EXERCISE DESCRIPTION: Count up the lines in the following listing that hold the word "document", then give only that count.

Collection entries:

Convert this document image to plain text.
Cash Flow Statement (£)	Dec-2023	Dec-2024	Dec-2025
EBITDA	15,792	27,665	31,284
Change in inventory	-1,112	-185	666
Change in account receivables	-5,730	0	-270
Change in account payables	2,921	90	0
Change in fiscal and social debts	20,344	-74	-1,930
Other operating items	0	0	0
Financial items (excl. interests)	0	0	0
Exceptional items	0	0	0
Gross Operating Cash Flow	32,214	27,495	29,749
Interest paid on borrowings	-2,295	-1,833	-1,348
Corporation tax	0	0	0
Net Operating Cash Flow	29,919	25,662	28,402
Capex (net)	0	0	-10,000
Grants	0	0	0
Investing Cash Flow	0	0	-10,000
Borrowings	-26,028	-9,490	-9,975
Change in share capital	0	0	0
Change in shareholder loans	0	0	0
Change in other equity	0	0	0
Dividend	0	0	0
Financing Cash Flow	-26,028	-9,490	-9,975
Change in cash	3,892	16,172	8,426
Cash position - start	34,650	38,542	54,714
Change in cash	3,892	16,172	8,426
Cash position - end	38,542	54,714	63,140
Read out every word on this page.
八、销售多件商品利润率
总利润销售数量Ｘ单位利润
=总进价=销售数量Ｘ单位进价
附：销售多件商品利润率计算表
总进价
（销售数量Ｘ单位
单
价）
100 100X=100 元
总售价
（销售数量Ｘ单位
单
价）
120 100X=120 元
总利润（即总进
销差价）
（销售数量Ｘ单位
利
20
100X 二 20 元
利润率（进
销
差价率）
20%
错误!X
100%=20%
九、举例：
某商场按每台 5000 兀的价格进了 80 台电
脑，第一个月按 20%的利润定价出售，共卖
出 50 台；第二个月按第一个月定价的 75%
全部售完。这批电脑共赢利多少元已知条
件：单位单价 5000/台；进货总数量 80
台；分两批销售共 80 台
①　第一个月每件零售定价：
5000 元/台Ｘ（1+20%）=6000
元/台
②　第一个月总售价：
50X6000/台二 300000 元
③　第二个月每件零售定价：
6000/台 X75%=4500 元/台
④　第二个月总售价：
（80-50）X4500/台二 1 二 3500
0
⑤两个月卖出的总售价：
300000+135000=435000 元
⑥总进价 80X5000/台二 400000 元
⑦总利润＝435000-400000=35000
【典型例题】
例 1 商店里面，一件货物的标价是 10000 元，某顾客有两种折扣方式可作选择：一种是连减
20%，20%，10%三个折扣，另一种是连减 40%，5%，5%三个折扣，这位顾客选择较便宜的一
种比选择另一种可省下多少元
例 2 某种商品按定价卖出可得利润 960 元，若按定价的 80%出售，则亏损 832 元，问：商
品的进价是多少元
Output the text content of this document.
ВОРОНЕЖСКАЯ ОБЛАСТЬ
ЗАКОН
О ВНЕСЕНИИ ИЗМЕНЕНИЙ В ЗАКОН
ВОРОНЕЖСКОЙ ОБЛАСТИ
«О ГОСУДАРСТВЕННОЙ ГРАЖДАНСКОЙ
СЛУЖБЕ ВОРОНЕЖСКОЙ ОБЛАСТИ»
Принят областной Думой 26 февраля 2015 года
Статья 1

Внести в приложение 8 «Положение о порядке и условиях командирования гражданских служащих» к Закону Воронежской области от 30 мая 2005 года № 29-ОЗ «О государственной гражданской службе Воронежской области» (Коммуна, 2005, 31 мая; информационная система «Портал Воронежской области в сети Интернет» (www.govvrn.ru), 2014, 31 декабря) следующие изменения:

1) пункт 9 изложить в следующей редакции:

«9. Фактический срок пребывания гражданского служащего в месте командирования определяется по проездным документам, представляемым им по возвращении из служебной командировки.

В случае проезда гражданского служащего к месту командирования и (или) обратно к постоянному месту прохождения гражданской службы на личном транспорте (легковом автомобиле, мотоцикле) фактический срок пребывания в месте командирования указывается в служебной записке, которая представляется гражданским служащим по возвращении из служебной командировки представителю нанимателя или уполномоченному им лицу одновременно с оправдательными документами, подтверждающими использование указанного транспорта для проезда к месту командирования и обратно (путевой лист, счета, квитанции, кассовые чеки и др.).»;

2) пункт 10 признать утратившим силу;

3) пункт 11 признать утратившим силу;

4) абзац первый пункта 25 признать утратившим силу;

WRITTEN ANSWER: 2